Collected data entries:
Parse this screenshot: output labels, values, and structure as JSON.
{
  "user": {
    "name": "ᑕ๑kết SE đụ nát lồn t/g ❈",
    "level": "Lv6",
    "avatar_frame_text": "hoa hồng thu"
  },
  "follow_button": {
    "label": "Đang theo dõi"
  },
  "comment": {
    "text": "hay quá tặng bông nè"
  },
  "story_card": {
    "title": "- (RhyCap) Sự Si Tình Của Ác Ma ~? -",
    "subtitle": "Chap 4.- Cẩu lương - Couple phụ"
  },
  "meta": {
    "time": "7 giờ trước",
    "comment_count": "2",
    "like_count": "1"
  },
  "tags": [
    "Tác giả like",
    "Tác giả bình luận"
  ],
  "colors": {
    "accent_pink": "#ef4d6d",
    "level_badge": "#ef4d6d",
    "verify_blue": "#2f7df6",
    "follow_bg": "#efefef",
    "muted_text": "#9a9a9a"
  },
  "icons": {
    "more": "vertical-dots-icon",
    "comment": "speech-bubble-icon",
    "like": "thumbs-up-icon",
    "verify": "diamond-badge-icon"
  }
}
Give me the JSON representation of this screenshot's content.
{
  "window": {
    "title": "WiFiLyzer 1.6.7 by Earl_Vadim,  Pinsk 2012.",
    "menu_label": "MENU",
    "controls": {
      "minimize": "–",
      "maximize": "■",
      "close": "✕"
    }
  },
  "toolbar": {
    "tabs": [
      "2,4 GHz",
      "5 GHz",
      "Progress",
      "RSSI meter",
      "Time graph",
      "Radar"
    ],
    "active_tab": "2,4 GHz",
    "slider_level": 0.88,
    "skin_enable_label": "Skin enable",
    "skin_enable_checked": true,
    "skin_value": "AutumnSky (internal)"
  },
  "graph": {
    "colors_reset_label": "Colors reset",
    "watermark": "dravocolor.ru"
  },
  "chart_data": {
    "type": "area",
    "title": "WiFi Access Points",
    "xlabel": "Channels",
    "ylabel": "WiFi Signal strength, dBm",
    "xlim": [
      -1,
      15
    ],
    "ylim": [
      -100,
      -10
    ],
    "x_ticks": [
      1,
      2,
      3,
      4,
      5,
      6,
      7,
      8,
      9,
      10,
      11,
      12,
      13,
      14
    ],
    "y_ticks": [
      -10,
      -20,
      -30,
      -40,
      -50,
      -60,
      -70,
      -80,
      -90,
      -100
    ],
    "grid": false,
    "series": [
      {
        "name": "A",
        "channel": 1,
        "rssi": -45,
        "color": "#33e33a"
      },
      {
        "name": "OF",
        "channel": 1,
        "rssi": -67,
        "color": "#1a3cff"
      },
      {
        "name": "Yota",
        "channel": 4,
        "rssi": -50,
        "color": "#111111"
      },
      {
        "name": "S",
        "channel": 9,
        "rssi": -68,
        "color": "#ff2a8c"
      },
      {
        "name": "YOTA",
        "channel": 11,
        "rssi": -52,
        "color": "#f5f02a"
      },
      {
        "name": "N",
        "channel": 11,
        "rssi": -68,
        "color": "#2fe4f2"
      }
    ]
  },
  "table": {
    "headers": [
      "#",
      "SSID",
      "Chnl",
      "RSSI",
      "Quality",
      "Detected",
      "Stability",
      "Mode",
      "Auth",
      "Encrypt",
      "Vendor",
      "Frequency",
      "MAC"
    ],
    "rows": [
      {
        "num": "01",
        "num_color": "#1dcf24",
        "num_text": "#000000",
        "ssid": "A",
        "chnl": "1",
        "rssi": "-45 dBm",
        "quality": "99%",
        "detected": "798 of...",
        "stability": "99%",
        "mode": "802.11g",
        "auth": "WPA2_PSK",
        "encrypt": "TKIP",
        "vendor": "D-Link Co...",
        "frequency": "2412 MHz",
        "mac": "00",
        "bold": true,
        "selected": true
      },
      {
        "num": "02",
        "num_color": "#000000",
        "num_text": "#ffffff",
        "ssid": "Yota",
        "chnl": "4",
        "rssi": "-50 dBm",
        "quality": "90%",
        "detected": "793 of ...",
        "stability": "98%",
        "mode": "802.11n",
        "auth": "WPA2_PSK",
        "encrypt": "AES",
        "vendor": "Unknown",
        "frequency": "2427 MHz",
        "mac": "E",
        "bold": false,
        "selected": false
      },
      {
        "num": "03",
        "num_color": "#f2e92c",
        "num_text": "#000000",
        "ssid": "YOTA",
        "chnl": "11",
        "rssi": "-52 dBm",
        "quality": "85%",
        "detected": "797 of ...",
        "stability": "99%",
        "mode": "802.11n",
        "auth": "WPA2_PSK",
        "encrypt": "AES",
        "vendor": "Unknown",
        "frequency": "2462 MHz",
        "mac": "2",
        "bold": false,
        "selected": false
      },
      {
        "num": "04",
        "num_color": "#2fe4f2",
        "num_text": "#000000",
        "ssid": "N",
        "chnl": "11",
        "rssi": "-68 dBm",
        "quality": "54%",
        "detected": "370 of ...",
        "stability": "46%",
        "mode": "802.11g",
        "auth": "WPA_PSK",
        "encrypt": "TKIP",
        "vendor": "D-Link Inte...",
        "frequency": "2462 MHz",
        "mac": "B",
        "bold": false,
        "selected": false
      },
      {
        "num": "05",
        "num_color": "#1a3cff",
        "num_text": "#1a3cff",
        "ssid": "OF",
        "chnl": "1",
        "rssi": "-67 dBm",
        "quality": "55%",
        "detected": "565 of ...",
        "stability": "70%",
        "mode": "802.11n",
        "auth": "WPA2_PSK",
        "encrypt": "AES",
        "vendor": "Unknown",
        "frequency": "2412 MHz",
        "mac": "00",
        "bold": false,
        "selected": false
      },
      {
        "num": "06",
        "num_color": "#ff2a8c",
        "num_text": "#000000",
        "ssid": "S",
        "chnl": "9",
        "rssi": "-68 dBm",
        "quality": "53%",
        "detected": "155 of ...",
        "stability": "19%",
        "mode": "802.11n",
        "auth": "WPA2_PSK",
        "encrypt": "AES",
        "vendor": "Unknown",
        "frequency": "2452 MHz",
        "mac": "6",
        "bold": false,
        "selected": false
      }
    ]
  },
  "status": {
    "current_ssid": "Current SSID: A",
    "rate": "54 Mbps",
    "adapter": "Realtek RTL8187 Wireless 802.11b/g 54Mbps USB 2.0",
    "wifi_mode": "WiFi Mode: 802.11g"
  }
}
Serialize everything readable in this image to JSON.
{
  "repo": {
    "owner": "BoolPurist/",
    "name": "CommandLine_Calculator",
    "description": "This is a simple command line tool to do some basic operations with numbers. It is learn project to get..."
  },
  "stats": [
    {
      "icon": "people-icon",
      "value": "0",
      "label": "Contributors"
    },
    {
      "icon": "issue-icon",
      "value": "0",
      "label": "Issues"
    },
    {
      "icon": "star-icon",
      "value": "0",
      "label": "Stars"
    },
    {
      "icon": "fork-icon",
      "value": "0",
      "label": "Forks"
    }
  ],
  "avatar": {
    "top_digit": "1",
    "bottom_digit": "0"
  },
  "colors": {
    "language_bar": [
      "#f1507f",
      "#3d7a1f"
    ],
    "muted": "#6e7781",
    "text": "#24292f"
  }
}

■ **TO BE DONE**: Repeat the material from above exactly, word for word.

■ **TASK ANSWER**:
Parse this screenshot: output labels, values, and structure as JSON.
{
  "user": {
    "name": "ᑕ๑kết SE đụ nát lồn t/g ❈",
    "level": "Lv6",
    "avatar_frame_text": "hoa hồng thu"
  },
  "follow_button": {
    "label": "Đang theo dõi"
  },
  "comment": {
    "text": "hay quá tặng bông nè"
  },
  "story_card": {
    "title": "- (RhyCap) Sự Si Tình Của Ác Ma ~? -",
    "subtitle": "Chap 4.- Cẩu lương - Couple phụ"
  },
  "meta": {
    "time": "7 giờ trước",
    "comment_count": "2",
    "like_count": "1"
  },
  "tags": [
    "Tác giả like",
    "Tác giả bình luận"
  ],
  "colors": {
    "accent_pink": "#ef4d6d",
    "level_badge": "#ef4d6d",
    "verify_blue": "#2f7df6",
    "follow_bg": "#efefef",
    "muted_text": "#9a9a9a"
  },
  "icons": {
    "more": "vertical-dots-icon",
    "comment": "speech-bubble-icon",
    "like": "thumbs-up-icon",
    "verify": "diamond-badge-icon"
  }
}
Give me the JSON representation of this screenshot's content.
{
  "window": {
    "title": "WiFiLyzer 1.6.7 by Earl_Vadim,  Pinsk 2012.",
    "menu_label": "MENU",
    "controls": {
      "minimize": "–",
      "maximize": "■",
      "close": "✕"
    }
  },
  "toolbar": {
    "tabs": [
      "2,4 GHz",
      "5 GHz",
      "Progress",
      "RSSI meter",
      "Time graph",
      "Radar"
    ],
    "active_tab": "2,4 GHz",
    "slider_level": 0.88,
    "skin_enable_label": "Skin enable",
    "skin_enable_checked": true,
    "skin_value": "AutumnSky (internal)"
  },
  "graph": {
    "colors_reset_label": "Colors reset",
    "watermark": "dravocolor.ru"
  },
  "chart_data": {
    "type": "area",
    "title": "WiFi Access Points",
    "xlabel": "Channels",
    "ylabel": "WiFi Signal strength, dBm",
    "xlim": [
      -1,
      15
    ],
    "ylim": [
      -100,
      -10
    ],
    "x_ticks": [
      1,
      2,
      3,
      4,
      5,
      6,
      7,
      8,
      9,
      10,
      11,
      12,
      13,
      14
    ],
    "y_ticks": [
      -10,
      -20,
      -30,
      -40,
      -50,
      -60,
      -70,
      -80,
      -90,
      -100
    ],
    "grid": false,
    "series": [
      {
        "name": "A",
        "channel": 1,
        "rssi": -45,
        "color": "#33e33a"
      },
      {
        "name": "OF",
        "channel": 1,
        "rssi": -67,
        "color": "#1a3cff"
      },
      {
        "name": "Yota",
        "channel": 4,
        "rssi": -50,
        "color": "#111111"
      },
      {
        "name": "S",
        "channel": 9,
        "rssi": -68,
        "color": "#ff2a8c"
      },
      {
        "name": "YOTA",
        "channel": 11,
        "rssi": -52,
        "color": "#f5f02a"
      },
      {
        "name": "N",
        "channel": 11,
        "rssi": -68,
        "color": "#2fe4f2"
      }
    ]
  },
  "table": {
    "headers": [
      "#",
      "SSID",
      "Chnl",
      "RSSI",
      "Quality",
      "Detected",
      "Stability",
      "Mode",
      "Auth",
      "Encrypt",
      "Vendor",
      "Frequency",
      "MAC"
    ],
    "rows": [
      {
        "num": "01",
        "num_color": "#1dcf24",
        "num_text": "#000000",
        "ssid": "A",
        "chnl": "1",
        "rssi": "-45 dBm",
        "quality": "99%",
        "detected": "798 of...",
        "stability": "99%",
        "mode": "802.11g",
        "auth": "WPA2_PSK",
        "encrypt": "TKIP",
        "vendor": "D-Link Co...",
        "frequency": "2412 MHz",
        "mac": "00",
        "bold": true,
        "selected": true
      },
      {
        "num": "02",
        "num_color": "#000000",
        "num_text": "#ffffff",
        "ssid": "Yota",
        "chnl": "4",
        "rssi": "-50 dBm",
        "quality": "90%",
        "detected": "793 of ...",
        "stability": "98%",
        "mode": "802.11n",
        "auth": "WPA2_PSK",
        "encrypt": "AES",
        "vendor": "Unknown",
        "frequency": "2427 MHz",
        "mac": "E",
        "bold": false,
        "selected": false
      },
      {
        "num": "03",
        "num_color": "#f2e92c",
        "num_text": "#000000",
        "ssid": "YOTA",
        "chnl": "11",
        "rssi": "-52 dBm",
        "quality": "85%",
        "detected": "797 of ...",
        "stability": "99%",
        "mode": "802.11n",
        "auth": "WPA2_PSK",
        "encrypt": "AES",
        "vendor": "Unknown",
        "frequency": "2462 MHz",
        "mac": "2",
        "bold": false,
        "selected": false
      },
      {
        "num": "04",
        "num_color": "#2fe4f2",
        "num_text": "#000000",
        "ssid": "N",
        "chnl": "11",
        "rssi": "-68 dBm",
        "quality": "54%",
        "detected": "370 of ...",
        "stability": "46%",
        "mode": "802.11g",
        "auth": "WPA_PSK",
        "encrypt": "TKIP",
        "vendor": "D-Link Inte...",
        "frequency": "2462 MHz",
        "mac": "B",
        "bold": false,
        "selected": false
      },
      {
        "num": "05",
        "num_color": "#1a3cff",
        "num_text": "#1a3cff",
        "ssid": "OF",
        "chnl": "1",
        "rssi": "-67 dBm",
        "quality": "55%",
        "detected": "565 of ...",
        "stability": "70%",
        "mode": "802.11n",
        "auth": "WPA2_PSK",
        "encrypt": "AES",
        "vendor": "Unknown",
        "frequency": "2412 MHz",
        "mac": "00",
        "bold": false,
        "selected": false
      },
      {
        "num": "06",
        "num_color": "#ff2a8c",
        "num_text": "#000000",
        "ssid": "S",
        "chnl": "9",
        "rssi": "-68 dBm",
        "quality": "53%",
        "detected": "155 of ...",
        "stability": "19%",
        "mode": "802.11n",
        "auth": "WPA2_PSK",
        "encrypt": "AES",
        "vendor": "Unknown",
        "frequency": "2452 MHz",
        "mac": "6",
        "bold": false,
        "selected": false
      }
    ]
  },
  "status": {
    "current_ssid": "Current SSID: A",
    "rate": "54 Mbps",
    "adapter": "Realtek RTL8187 Wireless 802.11b/g 54Mbps USB 2.0",
    "wifi_mode": "WiFi Mode: 802.11g"
  }
}
Serialize everything readable in this image to JSON.
{
  "repo": {
    "owner": "BoolPurist/",
    "name": "CommandLine_Calculator",
    "description": "This is a simple command line tool to do some basic operations with numbers. It is learn project to get..."
  },
  "stats": [
    {
      "icon": "people-icon",
      "value": "0",
      "label": "Contributors"
    },
    {
      "icon": "issue-icon",
      "value": "0",
      "label": "Issues"
    },
    {
      "icon": "star-icon",
      "value": "0",
      "label": "Stars"
    },
    {
      "icon": "fork-icon",
      "value": "0",
      "label": "Forks"
    }
  ],
  "avatar": {
    "top_digit": "1",
    "bottom_digit": "0"
  },
  "colors": {
    "language_bar": [
      "#f1507f",
      "#3d7a1f"
    ],
    "muted": "#6e7781",
    "text": "#24292f"
  }
}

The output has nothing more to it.